begin DATASET ROWS

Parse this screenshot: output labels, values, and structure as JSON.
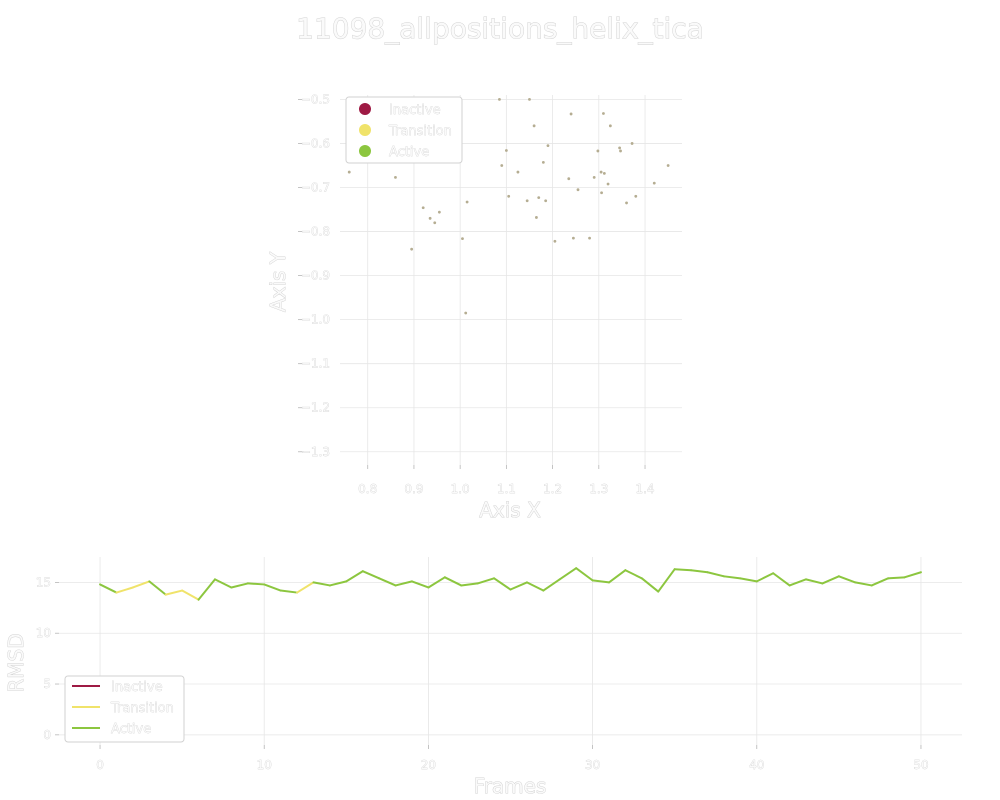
{
  "title": "11098_allpositions_helix_tica",
  "colors": {
    "Inactive": "#9e1a44",
    "Transition": "#f0e36a",
    "Active": "#8cc63f",
    "points": "#b5ad92"
  },
  "chart_data": [
    {
      "type": "scatter",
      "xlabel": "Axis X",
      "ylabel": "Axis Y",
      "xlim": [
        0.74,
        1.48
      ],
      "ylim": [
        -1.33,
        -0.49
      ],
      "xticks": [
        "0.8",
        "0.9",
        "1.0",
        "1.1",
        "1.2",
        "1.3",
        "1.4"
      ],
      "yticks": [
        "−0.5",
        "−0.6",
        "−0.7",
        "−0.8",
        "−0.9",
        "−1.0",
        "−1.1",
        "−1.2",
        "−1.3"
      ],
      "grid": true,
      "legend": {
        "placement": "upper-left",
        "entries": [
          "Inactive",
          "Transition",
          "Active"
        ]
      },
      "points": [
        {
          "x": 0.76,
          "y": -0.665
        },
        {
          "x": 0.86,
          "y": -0.677
        },
        {
          "x": 0.895,
          "y": -0.84
        },
        {
          "x": 0.92,
          "y": -0.746
        },
        {
          "x": 0.935,
          "y": -0.77
        },
        {
          "x": 0.945,
          "y": -0.78
        },
        {
          "x": 0.955,
          "y": -0.756
        },
        {
          "x": 1.0,
          "y": -0.575
        },
        {
          "x": 1.005,
          "y": -0.816
        },
        {
          "x": 1.012,
          "y": -0.985
        },
        {
          "x": 1.015,
          "y": -0.733
        },
        {
          "x": 1.085,
          "y": -0.5
        },
        {
          "x": 1.09,
          "y": -0.65
        },
        {
          "x": 1.1,
          "y": -0.616
        },
        {
          "x": 1.105,
          "y": -0.72
        },
        {
          "x": 1.125,
          "y": -0.665
        },
        {
          "x": 1.145,
          "y": -0.73
        },
        {
          "x": 1.15,
          "y": -0.5
        },
        {
          "x": 1.16,
          "y": -0.56
        },
        {
          "x": 1.165,
          "y": -0.768
        },
        {
          "x": 1.17,
          "y": -0.723
        },
        {
          "x": 1.18,
          "y": -0.643
        },
        {
          "x": 1.185,
          "y": -0.73
        },
        {
          "x": 1.19,
          "y": -0.605
        },
        {
          "x": 1.205,
          "y": -0.822
        },
        {
          "x": 1.235,
          "y": -0.68
        },
        {
          "x": 1.24,
          "y": -0.533
        },
        {
          "x": 1.245,
          "y": -0.815
        },
        {
          "x": 1.255,
          "y": -0.705
        },
        {
          "x": 1.28,
          "y": -0.815
        },
        {
          "x": 1.29,
          "y": -0.677
        },
        {
          "x": 1.298,
          "y": -0.617
        },
        {
          "x": 1.305,
          "y": -0.665
        },
        {
          "x": 1.306,
          "y": -0.712
        },
        {
          "x": 1.31,
          "y": -0.532
        },
        {
          "x": 1.312,
          "y": -0.668
        },
        {
          "x": 1.32,
          "y": -0.692
        },
        {
          "x": 1.325,
          "y": -0.56
        },
        {
          "x": 1.345,
          "y": -0.61
        },
        {
          "x": 1.347,
          "y": -0.617
        },
        {
          "x": 1.36,
          "y": -0.735
        },
        {
          "x": 1.372,
          "y": -0.6
        },
        {
          "x": 1.38,
          "y": -0.72
        },
        {
          "x": 1.42,
          "y": -0.69
        },
        {
          "x": 1.45,
          "y": -0.65
        }
      ]
    },
    {
      "type": "line",
      "xlabel": "Frames",
      "ylabel": "RMSD",
      "xlim": [
        -2.5,
        52.5
      ],
      "ylim": [
        -1,
        17.5
      ],
      "xticks": [
        "0",
        "10",
        "20",
        "30",
        "40",
        "50"
      ],
      "yticks": [
        "0",
        "5",
        "10",
        "15"
      ],
      "grid": true,
      "legend": {
        "placement": "lower-left",
        "entries": [
          "Inactive",
          "Transition",
          "Active"
        ]
      },
      "x": [
        0,
        1,
        2,
        3,
        4,
        5,
        6,
        7,
        8,
        9,
        10,
        11,
        12,
        13,
        14,
        15,
        16,
        17,
        18,
        19,
        20,
        21,
        22,
        23,
        24,
        25,
        26,
        27,
        28,
        29,
        30,
        31,
        32,
        33,
        34,
        35,
        36,
        37,
        38,
        39,
        40,
        41,
        42,
        43,
        44,
        45,
        46,
        47,
        48,
        49,
        50
      ],
      "y": [
        14.8,
        14.0,
        14.5,
        15.1,
        13.8,
        14.2,
        13.3,
        15.3,
        14.5,
        14.9,
        14.8,
        14.2,
        14.0,
        15.0,
        14.7,
        15.1,
        16.1,
        15.4,
        14.7,
        15.1,
        14.5,
        15.5,
        14.7,
        14.9,
        15.4,
        14.3,
        15.0,
        14.2,
        15.3,
        16.4,
        15.2,
        15.0,
        16.2,
        15.4,
        14.1,
        16.3,
        16.2,
        16.0,
        15.6,
        15.4,
        15.1,
        15.9,
        14.7,
        15.3,
        14.9,
        15.6,
        15.0,
        14.7,
        15.4,
        15.5,
        16.0
      ],
      "states": [
        "Active",
        "Transition",
        "Transition",
        "Active",
        "Transition",
        "Transition",
        "Active",
        "Active",
        "Active",
        "Active",
        "Active",
        "Active",
        "Transition",
        "Active",
        "Active",
        "Active",
        "Active",
        "Active",
        "Active",
        "Active",
        "Active",
        "Active",
        "Active",
        "Active",
        "Active",
        "Active",
        "Active",
        "Active",
        "Active",
        "Active",
        "Active",
        "Active",
        "Active",
        "Active",
        "Active",
        "Active",
        "Active",
        "Active",
        "Active",
        "Active",
        "Active",
        "Active",
        "Active",
        "Active",
        "Active",
        "Active",
        "Active",
        "Active",
        "Active",
        "Active",
        "Active"
      ]
    }
  ]
}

end DATASET ROWS

▸ **TASK TO CARRY OUT**
Replicate the material above verbatim; images stay out of the copy.

▸ **COMPLETED EXERCISE**
Parse this screenshot: output labels, values, and structure as JSON.
{
  "title": "11098_allpositions_helix_tica",
  "colors": {
    "Inactive": "#9e1a44",
    "Transition": "#f0e36a",
    "Active": "#8cc63f",
    "points": "#b5ad92"
  },
  "chart_data": [
    {
      "type": "scatter",
      "xlabel": "Axis X",
      "ylabel": "Axis Y",
      "xlim": [
        0.74,
        1.48
      ],
      "ylim": [
        -1.33,
        -0.49
      ],
      "xticks": [
        "0.8",
        "0.9",
        "1.0",
        "1.1",
        "1.2",
        "1.3",
        "1.4"
      ],
      "yticks": [
        "−0.5",
        "−0.6",
        "−0.7",
        "−0.8",
        "−0.9",
        "−1.0",
        "−1.1",
        "−1.2",
        "−1.3"
      ],
      "grid": true,
      "legend": {
        "placement": "upper-left",
        "entries": [
          "Inactive",
          "Transition",
          "Active"
        ]
      },
      "points": [
        {
          "x": 0.76,
          "y": -0.665
        },
        {
          "x": 0.86,
          "y": -0.677
        },
        {
          "x": 0.895,
          "y": -0.84
        },
        {
          "x": 0.92,
          "y": -0.746
        },
        {
          "x": 0.935,
          "y": -0.77
        },
        {
          "x": 0.945,
          "y": -0.78
        },
        {
          "x": 0.955,
          "y": -0.756
        },
        {
          "x": 1.0,
          "y": -0.575
        },
        {
          "x": 1.005,
          "y": -0.816
        },
        {
          "x": 1.012,
          "y": -0.985
        },
        {
          "x": 1.015,
          "y": -0.733
        },
        {
          "x": 1.085,
          "y": -0.5
        },
        {
          "x": 1.09,
          "y": -0.65
        },
        {
          "x": 1.1,
          "y": -0.616
        },
        {
          "x": 1.105,
          "y": -0.72
        },
        {
          "x": 1.125,
          "y": -0.665
        },
        {
          "x": 1.145,
          "y": -0.73
        },
        {
          "x": 1.15,
          "y": -0.5
        },
        {
          "x": 1.16,
          "y": -0.56
        },
        {
          "x": 1.165,
          "y": -0.768
        },
        {
          "x": 1.17,
          "y": -0.723
        },
        {
          "x": 1.18,
          "y": -0.643
        },
        {
          "x": 1.185,
          "y": -0.73
        },
        {
          "x": 1.19,
          "y": -0.605
        },
        {
          "x": 1.205,
          "y": -0.822
        },
        {
          "x": 1.235,
          "y": -0.68
        },
        {
          "x": 1.24,
          "y": -0.533
        },
        {
          "x": 1.245,
          "y": -0.815
        },
        {
          "x": 1.255,
          "y": -0.705
        },
        {
          "x": 1.28,
          "y": -0.815
        },
        {
          "x": 1.29,
          "y": -0.677
        },
        {
          "x": 1.298,
          "y": -0.617
        },
        {
          "x": 1.305,
          "y": -0.665
        },
        {
          "x": 1.306,
          "y": -0.712
        },
        {
          "x": 1.31,
          "y": -0.532
        },
        {
          "x": 1.312,
          "y": -0.668
        },
        {
          "x": 1.32,
          "y": -0.692
        },
        {
          "x": 1.325,
          "y": -0.56
        },
        {
          "x": 1.345,
          "y": -0.61
        },
        {
          "x": 1.347,
          "y": -0.617
        },
        {
          "x": 1.36,
          "y": -0.735
        },
        {
          "x": 1.372,
          "y": -0.6
        },
        {
          "x": 1.38,
          "y": -0.72
        },
        {
          "x": 1.42,
          "y": -0.69
        },
        {
          "x": 1.45,
          "y": -0.65
        }
      ]
    },
    {
      "type": "line",
      "xlabel": "Frames",
      "ylabel": "RMSD",
      "xlim": [
        -2.5,
        52.5
      ],
      "ylim": [
        -1,
        17.5
      ],
      "xticks": [
        "0",
        "10",
        "20",
        "30",
        "40",
        "50"
      ],
      "yticks": [
        "0",
        "5",
        "10",
        "15"
      ],
      "grid": true,
      "legend": {
        "placement": "lower-left",
        "entries": [
          "Inactive",
          "Transition",
          "Active"
        ]
      },
      "x": [
        0,
        1,
        2,
        3,
        4,
        5,
        6,
        7,
        8,
        9,
        10,
        11,
        12,
        13,
        14,
        15,
        16,
        17,
        18,
        19,
        20,
        21,
        22,
        23,
        24,
        25,
        26,
        27,
        28,
        29,
        30,
        31,
        32,
        33,
        34,
        35,
        36,
        37,
        38,
        39,
        40,
        41,
        42,
        43,
        44,
        45,
        46,
        47,
        48,
        49,
        50
      ],
      "y": [
        14.8,
        14.0,
        14.5,
        15.1,
        13.8,
        14.2,
        13.3,
        15.3,
        14.5,
        14.9,
        14.8,
        14.2,
        14.0,
        15.0,
        14.7,
        15.1,
        16.1,
        15.4,
        14.7,
        15.1,
        14.5,
        15.5,
        14.7,
        14.9,
        15.4,
        14.3,
        15.0,
        14.2,
        15.3,
        16.4,
        15.2,
        15.0,
        16.2,
        15.4,
        14.1,
        16.3,
        16.2,
        16.0,
        15.6,
        15.4,
        15.1,
        15.9,
        14.7,
        15.3,
        14.9,
        15.6,
        15.0,
        14.7,
        15.4,
        15.5,
        16.0
      ],
      "states": [
        "Active",
        "Transition",
        "Transition",
        "Active",
        "Transition",
        "Transition",
        "Active",
        "Active",
        "Active",
        "Active",
        "Active",
        "Active",
        "Transition",
        "Active",
        "Active",
        "Active",
        "Active",
        "Active",
        "Active",
        "Active",
        "Active",
        "Active",
        "Active",
        "Active",
        "Active",
        "Active",
        "Active",
        "Active",
        "Active",
        "Active",
        "Active",
        "Active",
        "Active",
        "Active",
        "Active",
        "Active",
        "Active",
        "Active",
        "Active",
        "Active",
        "Active",
        "Active",
        "Active",
        "Active",
        "Active",
        "Active",
        "Active",
        "Active",
        "Active",
        "Active",
        "Active"
      ]
    }
  ]
}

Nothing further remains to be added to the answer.